SURABAYA - Hiruk pikuk Kota Surabaya rupanya tak terjadi saat ini saja. Di era Kerajaan Majapahit atau sekira 1293 Masehi, kota Surabaya juga sibuk dengan alur perdagangan.
Ada yang menyebut saat itu, Surabaya yang masih bernama Hujunggaluh itu dijuluki 'Kerajaan Niaga'.
Dalam 'Babad Mataram' tercatat, 'Arek Surabaya' yang bernama Carik Bajra adalah seorang yang ahli dalam hubungan internasional dan menciptakan perdamaian bahkan Raja Mataram pernah menganugerahkan Carik Bajra ini sebagai Tumenggung Tirtawiguna.
Sayangnya, hingga saat ini belum ditemukan secara detail literatur yang mengungkap sosok Carik Bajra.
Belum jelas apakah Surabaya pernah menjadi sebuah kerajaan atau tidak, karena data sejarah yang terungkap bahwa Surabaya dipimpin oleh Seorang Adipati yang bernama Jayeng reno.
Meski demikian ada sejumlah tetenger atau pertanda yang mirip-mirip keraton. Tempat-tempat itu dikluster sebagai tempat tinggal keluarga dan perangkat pemerintahan. Saat ini, kluster-kluster itu banyak dijadikan nama jalan di Surabaya.
Dihimpun dari berbagai sumber, di sebelah timur ada tempat yang bernama Tambak Bayan. Bayan adalah petugas penjaga keamanan. Kawasan tersebut masuk pada Kecamatan Bubutan.
Sementara nama Bubutan berasal dari kata Butotan yang artinya Pintu Gerbang. Di Surabaya ada nama Jalan Bubutan. Kemungkinan tempat ini adalah pintu gerbang keraton Surabaya dari arah Utara dan barat.
Pintu lain Keraton Surabaya bagian timur kemungkinan berada seberang Kalimas yakni Lawang Sekateng.
Kluster berikutnya di sebelah selatan terdapat Kampung bernama Maspati (Mas-patih). Tempat ini kemungkinan sebagai tempat tinggal patih sebagai petugas keraton adipati. Ada juga Kampung Praban. Tempat ini kemungkinan menjadi tempat tinggal raja, adipati, atau Prabu karena kata Praban dipercaya berasal dari kara Prabuan.
Ada juga Kampung di Surabaya yang bernama Kranggan. Tempat ini kemungkinan tempat tinggal para Ronggo atau ahli pembuat keris dan senjata berkekuatan magis. Krangggan dari kata Kronggoan.
Ada juga Kampung bernama Pawiyatan. Tempat ini diduga sebagai tempat tinggal para guru atau penyempurna yang berasal dari kata Wiyata.
Menurut Buku Riwayat Surabaya, ada beberapa nama kampung yang hilang, seperti Kampung Panayatan, kawasan tempat tinggal Pejabat dan anggota Dewan Kerajaan (Penasihat raja atau Adipati). Kemudian yang hilang juga ada kampung Ngabla atau juru bicara keraton dan Kampung Kademangan dan kampung Karadenan.
Simo Gunung Kramat Barat . . . . .

- - -

INSTRUKSI TUGAS 1 -
Ringkaslah kutipan tentang Surabaya dalam dua kalimat.
INSTRUKSI TUGAS 2 -
Ubah baris-baris dalam daftar, dari baris pertama hingga baris yang memuat "- candle-down[interactable]: [404, 259, 415, 282]", keduanya termasuk, menjadi tabel Markdown dengan kolom Nomor dan Isi, tanpa menyertakan baris kosong.
Daftar berikut tidak berhubungan dengan kutipan tentang Surabaya.

DAFTAR YANG DITAMPILKAN -
- - -

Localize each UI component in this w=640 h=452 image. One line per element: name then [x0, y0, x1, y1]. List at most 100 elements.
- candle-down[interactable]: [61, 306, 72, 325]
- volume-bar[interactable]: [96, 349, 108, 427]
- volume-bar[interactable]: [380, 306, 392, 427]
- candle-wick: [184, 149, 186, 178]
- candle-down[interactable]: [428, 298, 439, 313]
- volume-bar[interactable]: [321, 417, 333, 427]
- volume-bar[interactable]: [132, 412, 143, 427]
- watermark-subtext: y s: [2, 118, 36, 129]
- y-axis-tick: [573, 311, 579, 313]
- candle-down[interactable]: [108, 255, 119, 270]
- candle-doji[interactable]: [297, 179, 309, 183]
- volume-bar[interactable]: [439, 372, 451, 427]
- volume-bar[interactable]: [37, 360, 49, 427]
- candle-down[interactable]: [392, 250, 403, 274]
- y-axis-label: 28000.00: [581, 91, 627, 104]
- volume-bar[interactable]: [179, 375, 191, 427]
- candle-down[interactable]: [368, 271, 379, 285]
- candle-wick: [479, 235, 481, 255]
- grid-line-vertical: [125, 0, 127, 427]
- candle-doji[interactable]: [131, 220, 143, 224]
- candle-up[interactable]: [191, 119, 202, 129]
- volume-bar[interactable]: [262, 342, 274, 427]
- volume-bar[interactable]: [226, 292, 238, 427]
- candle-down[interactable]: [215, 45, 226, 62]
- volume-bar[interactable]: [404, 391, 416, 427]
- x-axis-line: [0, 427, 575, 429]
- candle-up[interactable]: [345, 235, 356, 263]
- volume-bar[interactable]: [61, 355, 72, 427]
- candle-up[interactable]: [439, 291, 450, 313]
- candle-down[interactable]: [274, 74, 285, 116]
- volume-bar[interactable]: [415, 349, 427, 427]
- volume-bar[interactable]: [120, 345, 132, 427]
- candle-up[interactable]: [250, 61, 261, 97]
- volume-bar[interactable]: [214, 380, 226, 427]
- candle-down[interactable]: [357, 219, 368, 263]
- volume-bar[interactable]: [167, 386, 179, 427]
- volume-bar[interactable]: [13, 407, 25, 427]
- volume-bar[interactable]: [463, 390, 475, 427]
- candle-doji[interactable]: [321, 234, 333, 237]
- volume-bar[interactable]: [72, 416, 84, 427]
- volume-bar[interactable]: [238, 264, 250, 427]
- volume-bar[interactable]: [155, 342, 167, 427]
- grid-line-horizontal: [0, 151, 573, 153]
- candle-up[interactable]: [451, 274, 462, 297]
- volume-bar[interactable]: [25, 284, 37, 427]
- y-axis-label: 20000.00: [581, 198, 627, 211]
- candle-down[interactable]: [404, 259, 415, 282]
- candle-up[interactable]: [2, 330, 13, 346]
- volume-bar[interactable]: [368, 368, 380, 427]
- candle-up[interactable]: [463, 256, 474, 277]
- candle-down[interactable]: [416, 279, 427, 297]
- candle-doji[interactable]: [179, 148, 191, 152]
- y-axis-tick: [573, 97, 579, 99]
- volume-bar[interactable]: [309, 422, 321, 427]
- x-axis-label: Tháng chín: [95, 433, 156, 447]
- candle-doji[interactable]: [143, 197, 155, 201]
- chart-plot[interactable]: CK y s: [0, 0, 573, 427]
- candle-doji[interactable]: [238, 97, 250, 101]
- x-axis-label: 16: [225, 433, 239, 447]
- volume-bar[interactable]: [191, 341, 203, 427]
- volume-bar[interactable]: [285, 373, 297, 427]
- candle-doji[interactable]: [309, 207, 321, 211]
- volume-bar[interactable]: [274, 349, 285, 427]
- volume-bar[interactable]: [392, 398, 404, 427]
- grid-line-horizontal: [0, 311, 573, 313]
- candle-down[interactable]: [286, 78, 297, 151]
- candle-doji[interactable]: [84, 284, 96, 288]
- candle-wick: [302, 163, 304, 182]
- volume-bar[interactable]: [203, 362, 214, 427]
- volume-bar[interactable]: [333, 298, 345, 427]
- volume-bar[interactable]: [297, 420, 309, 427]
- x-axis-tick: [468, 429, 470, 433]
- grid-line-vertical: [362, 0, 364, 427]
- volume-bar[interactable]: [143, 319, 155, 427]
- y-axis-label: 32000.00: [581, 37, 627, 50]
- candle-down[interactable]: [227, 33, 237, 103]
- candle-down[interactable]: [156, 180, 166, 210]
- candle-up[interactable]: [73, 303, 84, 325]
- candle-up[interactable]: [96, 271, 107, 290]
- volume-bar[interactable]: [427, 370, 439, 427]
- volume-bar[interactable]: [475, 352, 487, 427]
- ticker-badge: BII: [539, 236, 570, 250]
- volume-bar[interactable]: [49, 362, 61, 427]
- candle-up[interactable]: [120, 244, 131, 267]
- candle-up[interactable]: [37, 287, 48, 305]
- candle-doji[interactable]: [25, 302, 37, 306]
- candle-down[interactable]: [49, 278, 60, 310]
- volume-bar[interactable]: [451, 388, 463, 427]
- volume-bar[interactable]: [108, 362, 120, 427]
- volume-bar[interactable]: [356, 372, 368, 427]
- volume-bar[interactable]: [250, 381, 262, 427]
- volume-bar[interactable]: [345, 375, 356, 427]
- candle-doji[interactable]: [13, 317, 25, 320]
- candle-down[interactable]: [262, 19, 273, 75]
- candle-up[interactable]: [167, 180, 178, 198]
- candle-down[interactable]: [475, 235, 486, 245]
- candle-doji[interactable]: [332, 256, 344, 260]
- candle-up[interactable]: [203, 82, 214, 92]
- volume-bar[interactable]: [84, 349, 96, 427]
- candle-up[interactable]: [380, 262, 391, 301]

- - -

HASIL LATIHAN 1 -
Pada era Kerajaan Majapahit sekitar 1293 Masehi, Surabaya yang masih bernama Hujunggaluh sudah sibuk dengan alur perdagangan, meski belum jelas apakah kota ini pernah menjadi kerajaan karena data sejarah menyebut Surabaya dipimpin seorang Adipati bernama Jayeng reno. Ada sejumlah tetenger mirip keraton yang kini banyak dijadikan nama jalan, seperti Bubutan yang kemungkinan pintu gerbang keraton, Maspati, Praban, Kranggan, dan Pawiyatan, sedangkan beberapa kampung lain seperti Panayatan, Ngabla, Kademangan, dan Karadenan telah hilang.

HASIL LATIHAN 2 -
| Nomor | Isi |
|---|---|
| 1 | Localize each UI component in this w=640 h=452 image. One line per element: name then [x0, y0, x1, y1]. List at most 100 elements. |
| 2 | - candle-down[interactable]: [61, 306, 72, 325] |
| 3 | - volume-bar[interactable]: [96, 349, 108, 427] |
| 4 | - volume-bar[interactable]: [380, 306, 392, 427] |
| 5 | - candle-wick: [184, 149, 186, 178] |
| 6 | - candle-down[interactable]: [428, 298, 439, 313] |
| 7 | - volume-bar[interactable]: [321, 417, 333, 427] |
| 8 | - volume-bar[interactable]: [132, 412, 143, 427] |
| 9 | - watermark-subtext: y s: [2, 118, 36, 129] |
| 10 | - y-axis-tick: [573, 311, 579, 313] |
| 11 | - candle-down[interactable]: [108, 255, 119, 270] |
| 12 | - candle-doji[interactable]: [297, 179, 309, 183] |
| 13 | - volume-bar[interactable]: [439, 372, 451, 427] |
| 14 | - volume-bar[interactable]: [37, 360, 49, 427] |
| 15 | - candle-down[interactable]: [392, 250, 403, 274] |
| 16 | - y-axis-label: 28000.00: [581, 91, 627, 104] |
| 17 | - volume-bar[interactable]: [179, 375, 191, 427] |
| 18 | - candle-down[interactable]: [368, 271, 379, 285] |
| 19 | - candle-wick: [479, 235, 481, 255] |
| 20 | - grid-line-vertical: [125, 0, 127, 427] |
| 21 | - candle-doji[interactable]: [131, 220, 143, 224] |
| 22 | - candle-up[interactable]: [191, 119, 202, 129] |
| 23 | - volume-bar[interactable]: [262, 342, 274, 427] |
| 24 | - volume-bar[interactable]: [226, 292, 238, 427] |
| 25 | - candle-down[interactable]: [215, 45, 226, 62] |
| 26 | - volume-bar[interactable]: [404, 391, 416, 427] |
| 27 | - x-axis-line: [0, 427, 575, 429] |
| 28 | - candle-up[interactable]: [345, 235, 356, 263] |
| 29 | - volume-bar[interactable]: [61, 355, 72, 427] |
| 30 | - candle-up[interactable]: [439, 291, 450, 313] |
| 31 | - candle-down[interactable]: [274, 74, 285, 116] |
| 32 | - volume-bar[interactable]: [415, 349, 427, 427] |
| 33 | - volume-bar[interactable]: [120, 345, 132, 427] |
| 34 | - candle-up[interactable]: [250, 61, 261, 97] |
| 35 | - volume-bar[interactable]: [214, 380, 226, 427] |
| 36 | - candle-down[interactable]: [357, 219, 368, 263] |
| 37 | - volume-bar[interactable]: [167, 386, 179, 427] |
| 38 | - volume-bar[interactable]: [13, 407, 25, 427] |
| 39 | - volume-bar[interactable]: [463, 390, 475, 427] |
| 40 | - candle-doji[interactable]: [321, 234, 333, 237] |
| 41 | - volume-bar[interactable]: [72, 416, 84, 427] |
| 42 | - volume-bar[interactable]: [238, 264, 250, 427] |
| 43 | - volume-bar[interactable]: [155, 342, 167, 427] |
| 44 | - grid-line-horizontal: [0, 151, 573, 153] |
| 45 | - candle-up[interactable]: [451, 274, 462, 297] |
| 46 | - volume-bar[interactable]: [25, 284, 37, 427] |
| 47 | - y-axis-label: 20000.00: [581, 198, 627, 211] |
| 48 | - candle-down[interactable]: [404, 259, 415, 282] |